Pull every line holding the string "question" from the records below.

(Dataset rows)
★ ★ ★

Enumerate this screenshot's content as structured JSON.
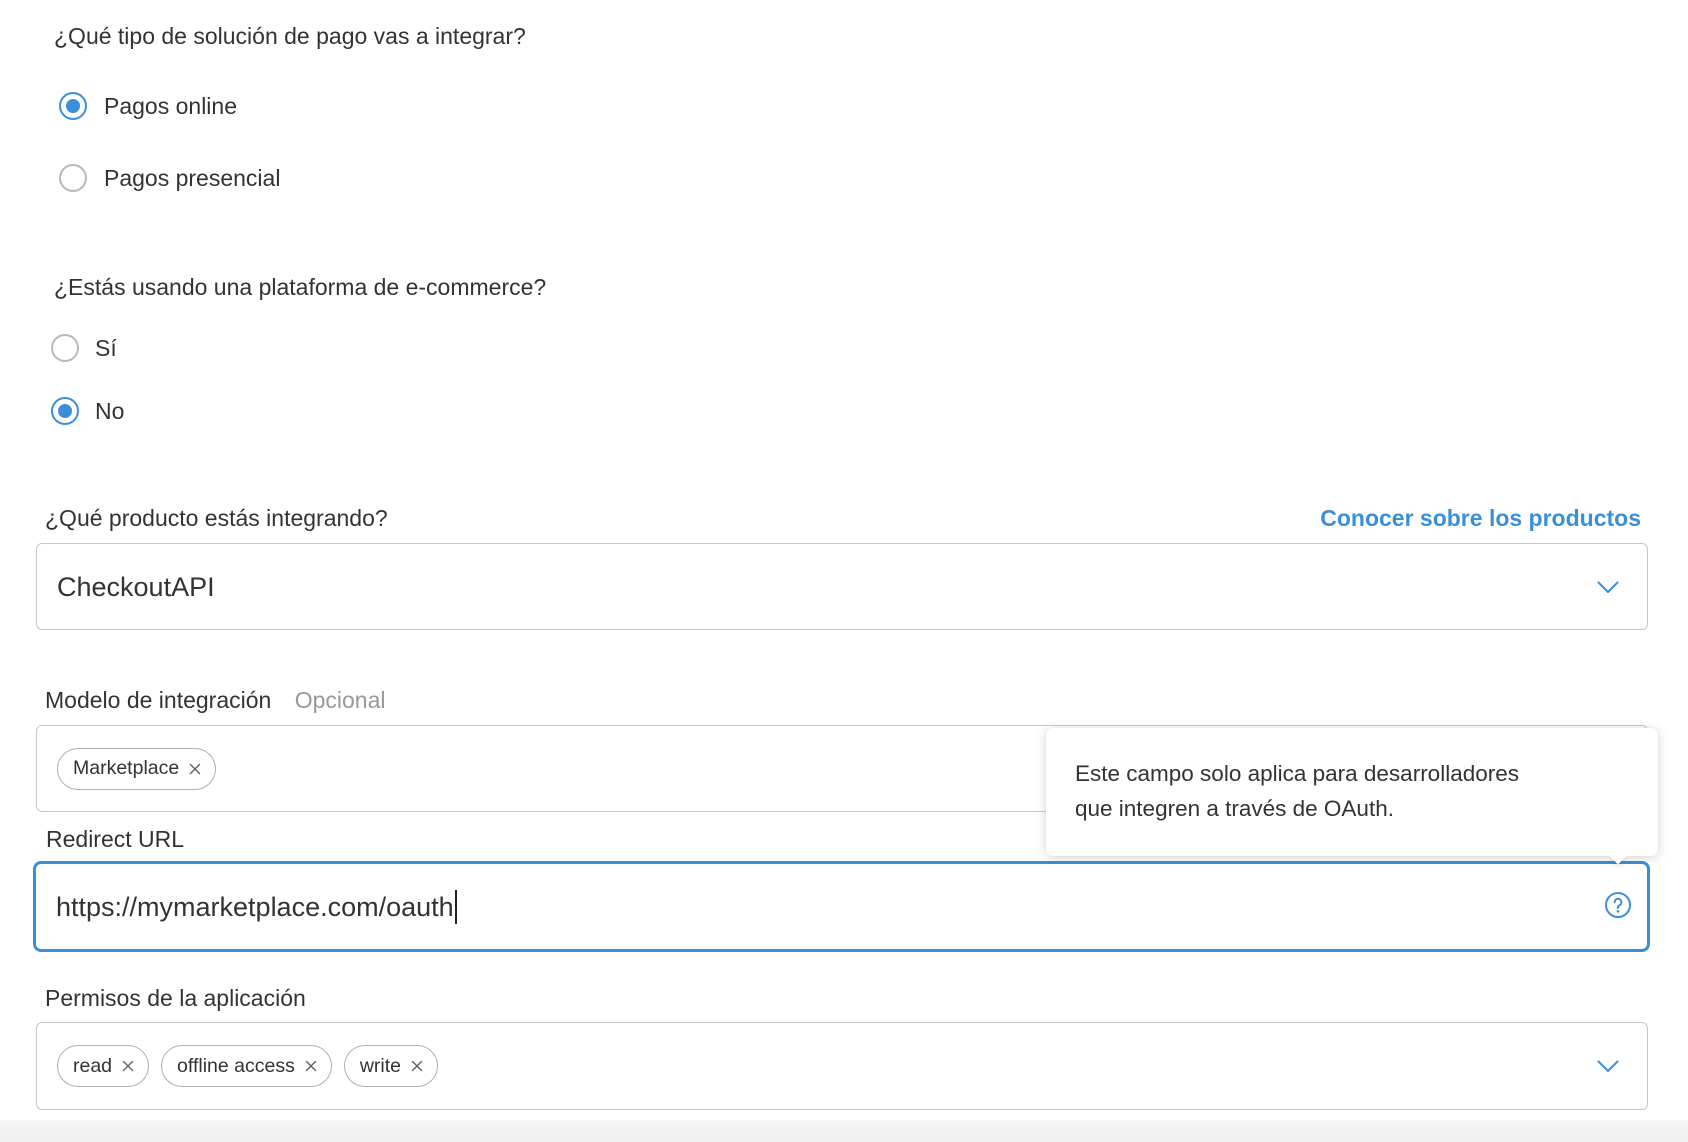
{
  "payment_solution": {
    "question": "¿Qué tipo de solución de pago vas a integrar?",
    "options": [
      {
        "label": "Pagos online",
        "checked": true
      },
      {
        "label": "Pagos presencial",
        "checked": false
      }
    ]
  },
  "ecommerce_platform": {
    "question": "¿Estás usando una plataforma de e-commerce?",
    "options": [
      {
        "label": "Sí",
        "checked": false
      },
      {
        "label": "No",
        "checked": true
      }
    ]
  },
  "product": {
    "label": "¿Qué producto estás integrando?",
    "link": "Conocer sobre los productos",
    "selected_value": "CheckoutAPI",
    "dropdown_icon": "chevron-down-icon"
  },
  "integration_model": {
    "label": "Modelo de integración",
    "optional_hint": "Opcional",
    "tags": [
      "Marketplace"
    ],
    "tag_remove_icon": "close-icon"
  },
  "tooltip": {
    "lines": [
      "Este campo solo aplica para desarrolladores",
      "que integren a través de OAuth."
    ]
  },
  "redirect_url": {
    "label": "Redirect URL",
    "value": "https://mymarketplace.com/oauth",
    "focused": true,
    "help_icon": "question-circle-icon"
  },
  "permissions": {
    "label": "Permisos de la aplicación",
    "tags": [
      "read",
      "offline access",
      "write"
    ],
    "tag_remove_icon": "close-icon",
    "dropdown_icon": "chevron-down-icon"
  },
  "colors": {
    "accent": "#3b8fd8",
    "text": "#333333",
    "muted": "#999999",
    "border": "#c8c8c8"
  }
}
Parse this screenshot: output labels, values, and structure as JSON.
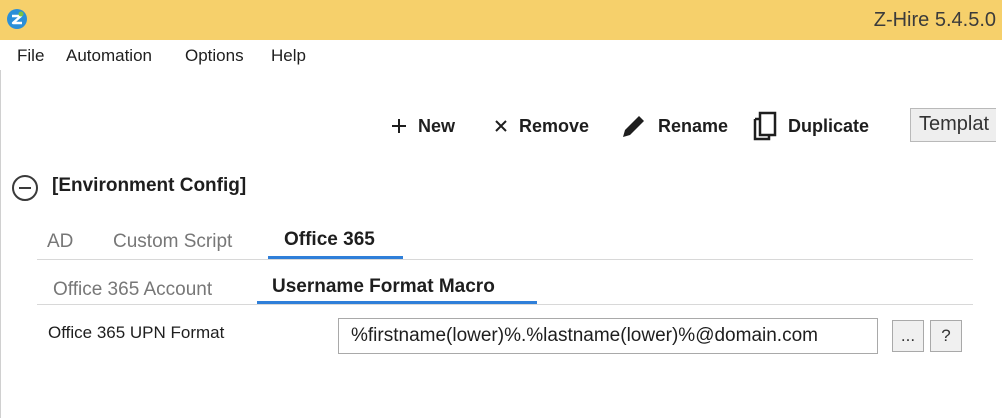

★ ★ ★

■ Full answer:
    "question": "¿Qué tipo de solución de pago vas a integrar?",
    "question": "¿Estás usando una plataforma de e-commerce?",
    "help_icon": "question-circle-icon"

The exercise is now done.